━━━━━ LISTED ENTRIES ━━━━━
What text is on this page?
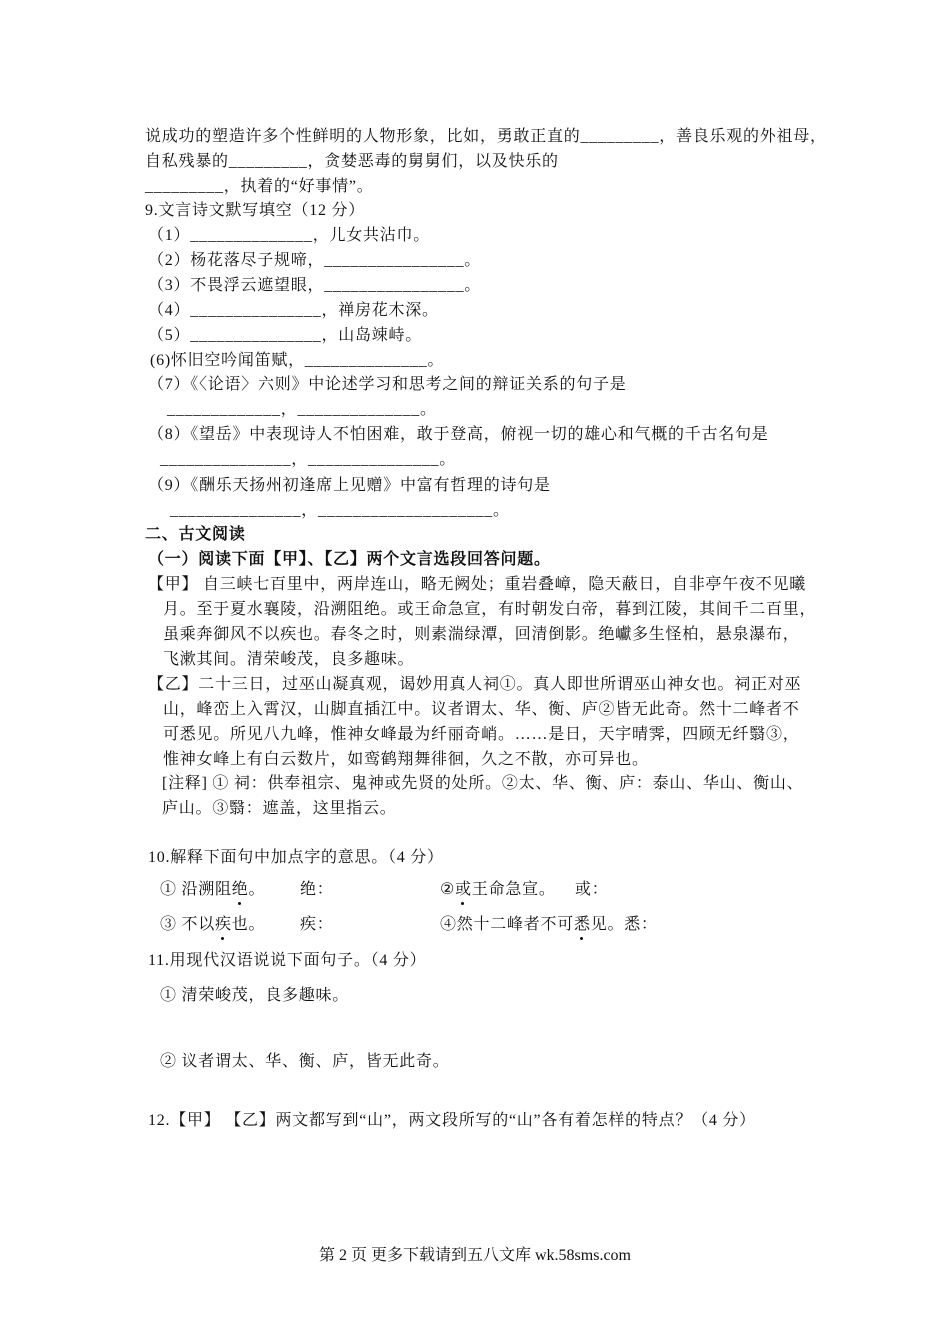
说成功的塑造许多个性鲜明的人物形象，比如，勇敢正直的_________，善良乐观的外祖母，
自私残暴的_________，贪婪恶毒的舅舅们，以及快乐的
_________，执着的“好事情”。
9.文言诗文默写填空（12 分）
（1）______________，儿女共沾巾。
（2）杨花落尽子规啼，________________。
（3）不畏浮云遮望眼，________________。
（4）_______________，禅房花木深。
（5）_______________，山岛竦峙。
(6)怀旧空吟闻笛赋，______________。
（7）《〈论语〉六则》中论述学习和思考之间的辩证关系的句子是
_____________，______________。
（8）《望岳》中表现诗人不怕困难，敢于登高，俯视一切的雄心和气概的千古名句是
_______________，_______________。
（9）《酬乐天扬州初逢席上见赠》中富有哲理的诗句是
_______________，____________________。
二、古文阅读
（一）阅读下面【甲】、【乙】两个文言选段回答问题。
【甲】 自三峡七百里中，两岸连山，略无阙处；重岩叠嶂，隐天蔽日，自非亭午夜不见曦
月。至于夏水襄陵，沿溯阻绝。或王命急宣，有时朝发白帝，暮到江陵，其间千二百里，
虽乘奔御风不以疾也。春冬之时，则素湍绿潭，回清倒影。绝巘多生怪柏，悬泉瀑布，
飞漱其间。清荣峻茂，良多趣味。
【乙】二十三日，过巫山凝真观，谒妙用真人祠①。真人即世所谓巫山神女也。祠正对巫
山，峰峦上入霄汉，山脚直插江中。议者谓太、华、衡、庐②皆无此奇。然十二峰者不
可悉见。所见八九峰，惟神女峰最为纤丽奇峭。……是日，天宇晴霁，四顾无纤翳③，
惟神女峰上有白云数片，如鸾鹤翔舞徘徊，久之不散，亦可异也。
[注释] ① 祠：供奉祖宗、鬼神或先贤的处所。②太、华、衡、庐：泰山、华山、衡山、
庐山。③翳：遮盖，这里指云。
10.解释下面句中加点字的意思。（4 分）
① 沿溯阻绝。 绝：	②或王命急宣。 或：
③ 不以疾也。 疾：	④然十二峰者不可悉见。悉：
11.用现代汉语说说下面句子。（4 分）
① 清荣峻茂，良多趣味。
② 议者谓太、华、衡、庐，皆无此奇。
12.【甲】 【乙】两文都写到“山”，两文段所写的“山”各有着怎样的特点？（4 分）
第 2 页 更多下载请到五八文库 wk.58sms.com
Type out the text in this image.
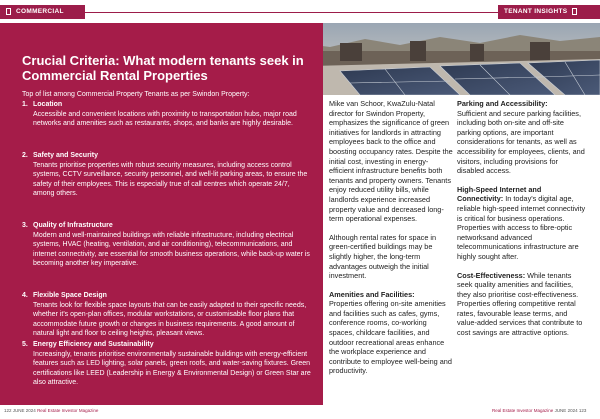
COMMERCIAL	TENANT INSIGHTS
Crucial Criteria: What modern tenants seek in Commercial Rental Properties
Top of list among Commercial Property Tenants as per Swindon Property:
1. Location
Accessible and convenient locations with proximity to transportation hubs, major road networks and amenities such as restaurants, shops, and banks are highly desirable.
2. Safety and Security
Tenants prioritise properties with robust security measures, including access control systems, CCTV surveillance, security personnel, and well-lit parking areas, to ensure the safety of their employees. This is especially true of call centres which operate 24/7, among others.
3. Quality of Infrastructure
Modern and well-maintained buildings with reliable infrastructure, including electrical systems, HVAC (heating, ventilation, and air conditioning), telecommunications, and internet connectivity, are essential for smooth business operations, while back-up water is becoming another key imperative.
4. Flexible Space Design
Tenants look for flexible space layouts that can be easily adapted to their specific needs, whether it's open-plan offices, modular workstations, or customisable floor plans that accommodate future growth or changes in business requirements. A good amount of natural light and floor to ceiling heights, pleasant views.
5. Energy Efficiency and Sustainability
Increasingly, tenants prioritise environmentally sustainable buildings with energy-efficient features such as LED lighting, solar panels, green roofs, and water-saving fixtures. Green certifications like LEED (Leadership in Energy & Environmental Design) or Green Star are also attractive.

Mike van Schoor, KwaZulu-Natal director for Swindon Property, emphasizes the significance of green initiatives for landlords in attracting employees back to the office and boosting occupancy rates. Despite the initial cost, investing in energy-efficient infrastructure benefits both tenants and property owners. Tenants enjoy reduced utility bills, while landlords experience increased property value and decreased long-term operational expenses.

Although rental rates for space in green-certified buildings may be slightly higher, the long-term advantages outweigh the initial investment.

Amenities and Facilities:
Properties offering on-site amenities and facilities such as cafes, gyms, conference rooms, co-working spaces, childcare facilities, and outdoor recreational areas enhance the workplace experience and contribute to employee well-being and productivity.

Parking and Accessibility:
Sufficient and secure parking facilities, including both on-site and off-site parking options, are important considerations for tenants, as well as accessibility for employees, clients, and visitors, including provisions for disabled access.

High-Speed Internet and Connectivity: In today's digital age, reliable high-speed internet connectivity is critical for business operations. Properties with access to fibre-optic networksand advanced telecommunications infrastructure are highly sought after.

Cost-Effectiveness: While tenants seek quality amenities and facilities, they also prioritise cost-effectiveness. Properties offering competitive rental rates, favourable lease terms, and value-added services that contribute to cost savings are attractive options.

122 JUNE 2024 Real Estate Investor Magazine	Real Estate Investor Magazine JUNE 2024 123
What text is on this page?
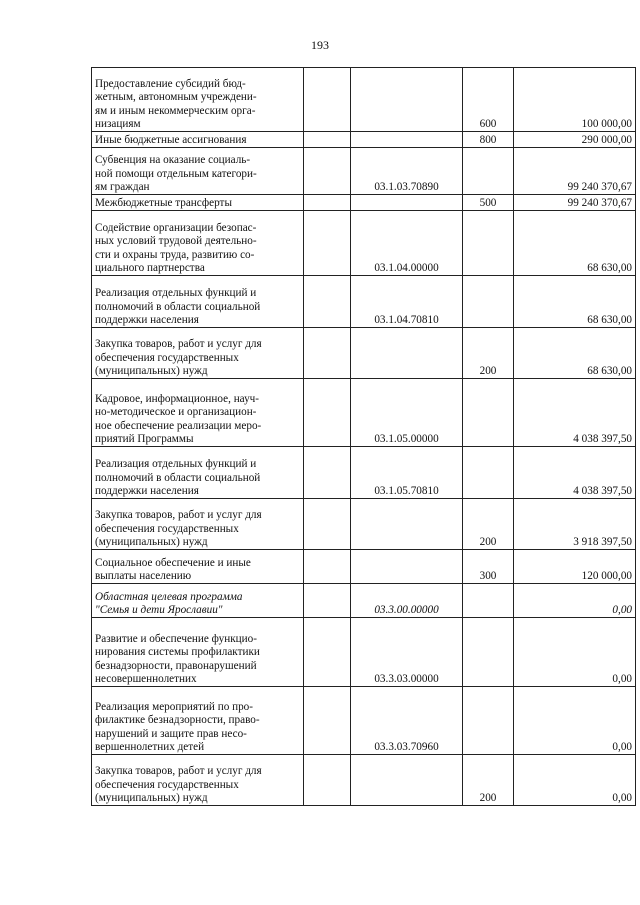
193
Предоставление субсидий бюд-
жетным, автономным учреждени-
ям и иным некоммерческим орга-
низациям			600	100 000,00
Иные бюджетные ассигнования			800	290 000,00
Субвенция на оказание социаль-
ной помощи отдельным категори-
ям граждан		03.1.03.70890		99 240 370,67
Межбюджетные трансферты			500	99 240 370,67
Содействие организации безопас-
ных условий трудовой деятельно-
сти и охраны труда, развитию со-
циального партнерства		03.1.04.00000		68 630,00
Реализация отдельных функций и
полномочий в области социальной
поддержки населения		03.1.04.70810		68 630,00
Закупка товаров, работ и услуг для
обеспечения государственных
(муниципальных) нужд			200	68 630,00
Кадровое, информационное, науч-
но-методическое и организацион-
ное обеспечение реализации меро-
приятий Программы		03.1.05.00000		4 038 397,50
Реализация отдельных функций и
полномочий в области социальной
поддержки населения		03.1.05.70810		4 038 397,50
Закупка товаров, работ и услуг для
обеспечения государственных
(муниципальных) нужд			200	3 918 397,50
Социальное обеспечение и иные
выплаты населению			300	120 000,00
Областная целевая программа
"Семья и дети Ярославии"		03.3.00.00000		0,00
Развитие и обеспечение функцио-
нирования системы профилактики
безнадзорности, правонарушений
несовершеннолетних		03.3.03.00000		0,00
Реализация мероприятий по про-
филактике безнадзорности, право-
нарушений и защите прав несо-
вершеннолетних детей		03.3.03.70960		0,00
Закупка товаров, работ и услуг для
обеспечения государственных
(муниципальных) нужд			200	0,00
━━━━━
* _OBJECTIVE_
Pull out all lines of the data with the string "议者谓太".

* _REPLY TO THE EXERCISE_
山，峰峦上入霄汉，山脚直插江中。议者谓太、华、衡、庐②皆无此奇。然十二峰者不
② 议者谓太、华、衡、庐，皆无此奇。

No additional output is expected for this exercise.